Figure content listings:
'''
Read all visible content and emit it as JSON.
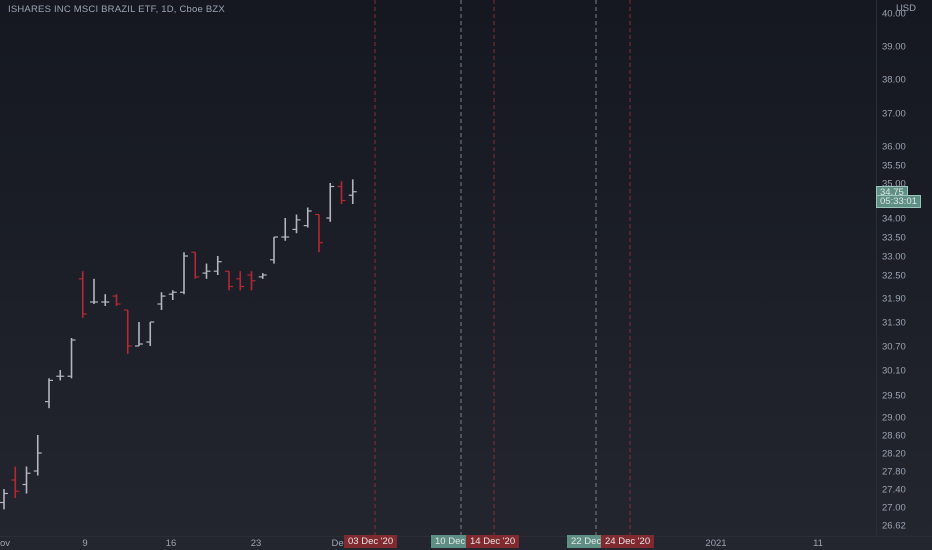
{
  "chart_data": {
    "type": "ohlc",
    "title": "ISHARES INC MSCI BRAZIL ETF, 1D, Cboe BZX",
    "currency": "USD",
    "colors": {
      "up": "#b2b5be",
      "down": "#b22833",
      "tag_red": "#802a2f",
      "tag_green": "#5e8f84",
      "axis_text": "#9aa4b2"
    },
    "price_axis": {
      "ticks": [
        "40.00",
        "39.00",
        "38.00",
        "37.00",
        "36.00",
        "35.50",
        "35.00",
        "34.00",
        "33.50",
        "33.00",
        "32.50",
        "31.90",
        "31.30",
        "30.70",
        "30.10",
        "29.50",
        "29.00",
        "28.60",
        "28.20",
        "27.80",
        "27.40",
        "27.00",
        "26.62"
      ]
    },
    "time_axis": {
      "labels": [
        "ov",
        "9",
        "16",
        "23",
        "Dec",
        "2021",
        "11"
      ]
    },
    "bars": [
      {
        "o": 27.1,
        "h": 27.4,
        "l": 26.95,
        "c": 27.3
      },
      {
        "o": 27.6,
        "h": 27.9,
        "l": 27.2,
        "c": 27.35
      },
      {
        "o": 27.5,
        "h": 27.9,
        "l": 27.3,
        "c": 27.75
      },
      {
        "o": 27.8,
        "h": 28.6,
        "l": 27.7,
        "c": 28.2
      },
      {
        "o": 29.35,
        "h": 29.9,
        "l": 29.2,
        "c": 29.85
      },
      {
        "o": 29.95,
        "h": 30.1,
        "l": 29.85,
        "c": 29.95
      },
      {
        "o": 29.95,
        "h": 30.9,
        "l": 29.9,
        "c": 30.85
      },
      {
        "o": 32.4,
        "h": 32.6,
        "l": 31.4,
        "c": 31.5
      },
      {
        "o": 31.8,
        "h": 32.4,
        "l": 31.75,
        "c": 31.8
      },
      {
        "o": 31.8,
        "h": 32.0,
        "l": 31.7,
        "c": 31.8
      },
      {
        "o": 31.95,
        "h": 32.0,
        "l": 31.7,
        "c": 31.75
      },
      {
        "o": 31.6,
        "h": 31.6,
        "l": 30.5,
        "c": 30.7
      },
      {
        "o": 30.7,
        "h": 31.3,
        "l": 30.7,
        "c": 30.75
      },
      {
        "o": 30.8,
        "h": 31.3,
        "l": 30.7,
        "c": 31.3
      },
      {
        "o": 31.75,
        "h": 32.05,
        "l": 31.6,
        "c": 31.95
      },
      {
        "o": 32.0,
        "h": 32.1,
        "l": 31.85,
        "c": 32.05
      },
      {
        "o": 32.05,
        "h": 33.1,
        "l": 32.0,
        "c": 33.0
      },
      {
        "o": 33.1,
        "h": 33.1,
        "l": 32.4,
        "c": 32.45
      },
      {
        "o": 32.55,
        "h": 32.8,
        "l": 32.4,
        "c": 32.6
      },
      {
        "o": 32.6,
        "h": 33.0,
        "l": 32.5,
        "c": 32.85
      },
      {
        "o": 32.6,
        "h": 32.6,
        "l": 32.1,
        "c": 32.2
      },
      {
        "o": 32.4,
        "h": 32.6,
        "l": 32.1,
        "c": 32.2
      },
      {
        "o": 32.5,
        "h": 32.6,
        "l": 32.1,
        "c": 32.35
      },
      {
        "o": 32.45,
        "h": 32.55,
        "l": 32.4,
        "c": 32.5
      },
      {
        "o": 32.9,
        "h": 33.5,
        "l": 32.8,
        "c": 33.5
      },
      {
        "o": 33.5,
        "h": 34.0,
        "l": 33.4,
        "c": 33.5
      },
      {
        "o": 33.7,
        "h": 34.1,
        "l": 33.6,
        "c": 33.95
      },
      {
        "o": 33.8,
        "h": 34.3,
        "l": 33.75,
        "c": 34.2
      },
      {
        "o": 34.1,
        "h": 34.1,
        "l": 33.1,
        "c": 33.35
      },
      {
        "o": 34.0,
        "h": 35.0,
        "l": 33.9,
        "c": 34.9
      },
      {
        "o": 34.9,
        "h": 35.05,
        "l": 34.4,
        "c": 34.5
      },
      {
        "o": 34.65,
        "h": 35.1,
        "l": 34.4,
        "c": 34.75
      }
    ],
    "price_tags": [
      {
        "label": "34.75",
        "value": 34.75
      },
      {
        "label": "05:33:01",
        "value": 34.5
      }
    ],
    "vertical_lines": [
      {
        "style": "red",
        "label": "03 Dec '20",
        "date": "2020-12-03"
      },
      {
        "style": "white",
        "label": "10 Dec",
        "date": "2020-12-10"
      },
      {
        "style": "red",
        "label": "14 Dec '20",
        "date": "2020-12-14"
      },
      {
        "style": "white",
        "label": "22 Dec",
        "date": "2020-12-22"
      },
      {
        "style": "red",
        "label": "24 Dec '20",
        "date": "2020-12-24"
      }
    ]
  }
}
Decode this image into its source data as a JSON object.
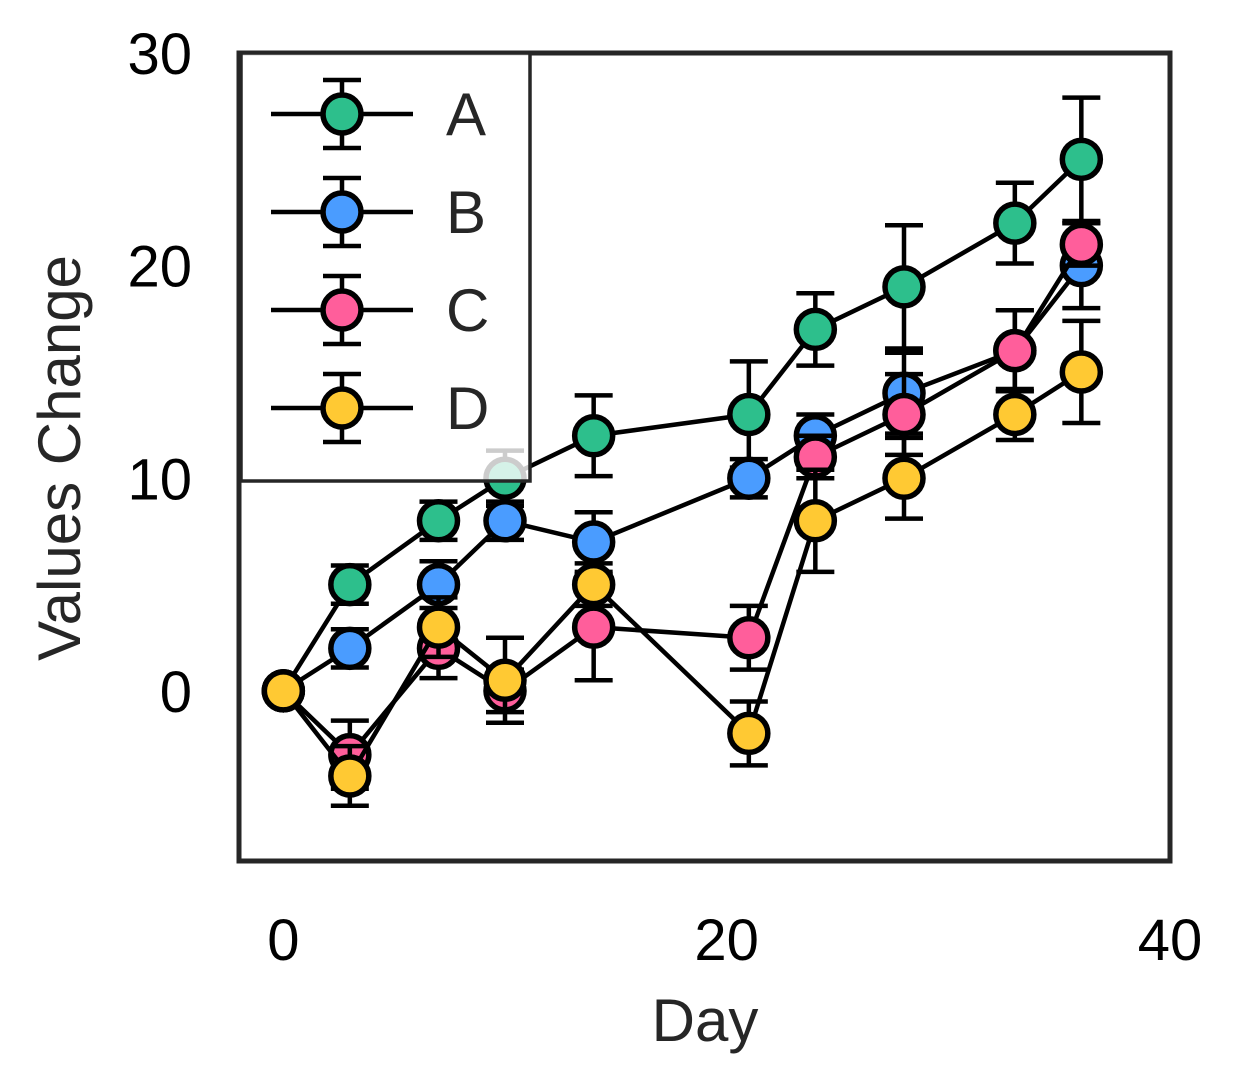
{
  "chart_data": {
    "type": "line",
    "xlabel": "Day",
    "ylabel": "Values Change",
    "xlim": [
      -2,
      40
    ],
    "ylim": [
      -8,
      30
    ],
    "xticks": [
      0,
      20,
      40
    ],
    "yticks": [
      0,
      10,
      20,
      30
    ],
    "grid": false,
    "legend_position": "top-left",
    "series": [
      {
        "name": "A",
        "color": "#2dbf8c",
        "x": [
          0,
          3,
          7,
          10,
          14,
          21,
          24,
          28,
          33,
          36
        ],
        "y": [
          0,
          5,
          8,
          10,
          12,
          13,
          17,
          19,
          22,
          25
        ],
        "err": [
          0.3,
          0.9,
          0.9,
          1.3,
          1.9,
          2.5,
          1.7,
          2.9,
          1.9,
          2.9
        ]
      },
      {
        "name": "B",
        "color": "#4a9cff",
        "x": [
          0,
          3,
          7,
          10,
          14,
          21,
          24,
          28,
          33,
          36
        ],
        "y": [
          0,
          2,
          5,
          8,
          7,
          10,
          12,
          14,
          16,
          20
        ],
        "err": [
          0.3,
          0.9,
          1.1,
          0.9,
          1.4,
          0.9,
          1.0,
          1.9,
          1.9,
          2.0
        ]
      },
      {
        "name": "C",
        "color": "#ff5e9b",
        "x": [
          0,
          3,
          7,
          10,
          14,
          21,
          24,
          28,
          33,
          36
        ],
        "y": [
          0,
          -3,
          2,
          0,
          3,
          2.5,
          11,
          13,
          16,
          21
        ],
        "err": [
          0.3,
          1.6,
          1.4,
          1.0,
          2.5,
          1.5,
          1.0,
          1.9,
          1.9,
          1.0
        ]
      },
      {
        "name": "D",
        "color": "#ffc933",
        "x": [
          0,
          3,
          7,
          10,
          14,
          21,
          24,
          28,
          33,
          36
        ],
        "y": [
          0,
          -4,
          3,
          0.5,
          5,
          -2,
          8,
          10,
          13,
          15
        ],
        "err": [
          0.3,
          1.4,
          1.4,
          2.0,
          1.0,
          1.5,
          2.4,
          1.9,
          1.2,
          2.4
        ]
      }
    ]
  }
}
'''
**Stated goal**
Quote every line of the records above exactly; no picture is to be copied.

**Answer to this exercise**
Read all visible content and emit it as JSON.
{
  "chart_data": {
    "type": "ohlc",
    "title": "ISHARES INC MSCI BRAZIL ETF, 1D, Cboe BZX",
    "currency": "USD",
    "colors": {
      "up": "#b2b5be",
      "down": "#b22833",
      "tag_red": "#802a2f",
      "tag_green": "#5e8f84",
      "axis_text": "#9aa4b2"
    },
    "price_axis": {
      "ticks": [
        "40.00",
        "39.00",
        "38.00",
        "37.00",
        "36.00",
        "35.50",
        "35.00",
        "34.00",
        "33.50",
        "33.00",
        "32.50",
        "31.90",
        "31.30",
        "30.70",
        "30.10",
        "29.50",
        "29.00",
        "28.60",
        "28.20",
        "27.80",
        "27.40",
        "27.00",
        "26.62"
      ]
    },
    "time_axis": {
      "labels": [
        "ov",
        "9",
        "16",
        "23",
        "Dec",
        "2021",
        "11"
      ]
    },
    "bars": [
      {
        "o": 27.1,
        "h": 27.4,
        "l": 26.95,
        "c": 27.3
      },
      {
        "o": 27.6,
        "h": 27.9,
        "l": 27.2,
        "c": 27.35
      },
      {
        "o": 27.5,
        "h": 27.9,
        "l": 27.3,
        "c": 27.75
      },
      {
        "o": 27.8,
        "h": 28.6,
        "l": 27.7,
        "c": 28.2
      },
      {
        "o": 29.35,
        "h": 29.9,
        "l": 29.2,
        "c": 29.85
      },
      {
        "o": 29.95,
        "h": 30.1,
        "l": 29.85,
        "c": 29.95
      },
      {
        "o": 29.95,
        "h": 30.9,
        "l": 29.9,
        "c": 30.85
      },
      {
        "o": 32.4,
        "h": 32.6,
        "l": 31.4,
        "c": 31.5
      },
      {
        "o": 31.8,
        "h": 32.4,
        "l": 31.75,
        "c": 31.8
      },
      {
        "o": 31.8,
        "h": 32.0,
        "l": 31.7,
        "c": 31.8
      },
      {
        "o": 31.95,
        "h": 32.0,
        "l": 31.7,
        "c": 31.75
      },
      {
        "o": 31.6,
        "h": 31.6,
        "l": 30.5,
        "c": 30.7
      },
      {
        "o": 30.7,
        "h": 31.3,
        "l": 30.7,
        "c": 30.75
      },
      {
        "o": 30.8,
        "h": 31.3,
        "l": 30.7,
        "c": 31.3
      },
      {
        "o": 31.75,
        "h": 32.05,
        "l": 31.6,
        "c": 31.95
      },
      {
        "o": 32.0,
        "h": 32.1,
        "l": 31.85,
        "c": 32.05
      },
      {
        "o": 32.05,
        "h": 33.1,
        "l": 32.0,
        "c": 33.0
      },
      {
        "o": 33.1,
        "h": 33.1,
        "l": 32.4,
        "c": 32.45
      },
      {
        "o": 32.55,
        "h": 32.8,
        "l": 32.4,
        "c": 32.6
      },
      {
        "o": 32.6,
        "h": 33.0,
        "l": 32.5,
        "c": 32.85
      },
      {
        "o": 32.6,
        "h": 32.6,
        "l": 32.1,
        "c": 32.2
      },
      {
        "o": 32.4,
        "h": 32.6,
        "l": 32.1,
        "c": 32.2
      },
      {
        "o": 32.5,
        "h": 32.6,
        "l": 32.1,
        "c": 32.35
      },
      {
        "o": 32.45,
        "h": 32.55,
        "l": 32.4,
        "c": 32.5
      },
      {
        "o": 32.9,
        "h": 33.5,
        "l": 32.8,
        "c": 33.5
      },
      {
        "o": 33.5,
        "h": 34.0,
        "l": 33.4,
        "c": 33.5
      },
      {
        "o": 33.7,
        "h": 34.1,
        "l": 33.6,
        "c": 33.95
      },
      {
        "o": 33.8,
        "h": 34.3,
        "l": 33.75,
        "c": 34.2
      },
      {
        "o": 34.1,
        "h": 34.1,
        "l": 33.1,
        "c": 33.35
      },
      {
        "o": 34.0,
        "h": 35.0,
        "l": 33.9,
        "c": 34.9
      },
      {
        "o": 34.9,
        "h": 35.05,
        "l": 34.4,
        "c": 34.5
      },
      {
        "o": 34.65,
        "h": 35.1,
        "l": 34.4,
        "c": 34.75
      }
    ],
    "price_tags": [
      {
        "label": "34.75",
        "value": 34.75
      },
      {
        "label": "05:33:01",
        "value": 34.5
      }
    ],
    "vertical_lines": [
      {
        "style": "red",
        "label": "03 Dec '20",
        "date": "2020-12-03"
      },
      {
        "style": "white",
        "label": "10 Dec",
        "date": "2020-12-10"
      },
      {
        "style": "red",
        "label": "14 Dec '20",
        "date": "2020-12-14"
      },
      {
        "style": "white",
        "label": "22 Dec",
        "date": "2020-12-22"
      },
      {
        "style": "red",
        "label": "24 Dec '20",
        "date": "2020-12-24"
      }
    ]
  }
}
Decode this image into its source data as a JSON object.
{
  "chart_data": {
    "type": "line",
    "xlabel": "Day",
    "ylabel": "Values Change",
    "xlim": [
      -2,
      40
    ],
    "ylim": [
      -8,
      30
    ],
    "xticks": [
      0,
      20,
      40
    ],
    "yticks": [
      0,
      10,
      20,
      30
    ],
    "grid": false,
    "legend_position": "top-left",
    "series": [
      {
        "name": "A",
        "color": "#2dbf8c",
        "x": [
          0,
          3,
          7,
          10,
          14,
          21,
          24,
          28,
          33,
          36
        ],
        "y": [
          0,
          5,
          8,
          10,
          12,
          13,
          17,
          19,
          22,
          25
        ],
        "err": [
          0.3,
          0.9,
          0.9,
          1.3,
          1.9,
          2.5,
          1.7,
          2.9,
          1.9,
          2.9
        ]
      },
      {
        "name": "B",
        "color": "#4a9cff",
        "x": [
          0,
          3,
          7,
          10,
          14,
          21,
          24,
          28,
          33,
          36
        ],
        "y": [
          0,
          2,
          5,
          8,
          7,
          10,
          12,
          14,
          16,
          20
        ],
        "err": [
          0.3,
          0.9,
          1.1,
          0.9,
          1.4,
          0.9,
          1.0,
          1.9,
          1.9,
          2.0
        ]
      },
      {
        "name": "C",
        "color": "#ff5e9b",
        "x": [
          0,
          3,
          7,
          10,
          14,
          21,
          24,
          28,
          33,
          36
        ],
        "y": [
          0,
          -3,
          2,
          0,
          3,
          2.5,
          11,
          13,
          16,
          21
        ],
        "err": [
          0.3,
          1.6,
          1.4,
          1.0,
          2.5,
          1.5,
          1.0,
          1.9,
          1.9,
          1.0
        ]
      },
      {
        "name": "D",
        "color": "#ffc933",
        "x": [
          0,
          3,
          7,
          10,
          14,
          21,
          24,
          28,
          33,
          36
        ],
        "y": [
          0,
          -4,
          3,
          0.5,
          5,
          -2,
          8,
          10,
          13,
          15
        ],
        "err": [
          0.3,
          1.4,
          1.4,
          2.0,
          1.0,
          1.5,
          2.4,
          1.9,
          1.2,
          2.4
        ]
      }
    ]
  }
}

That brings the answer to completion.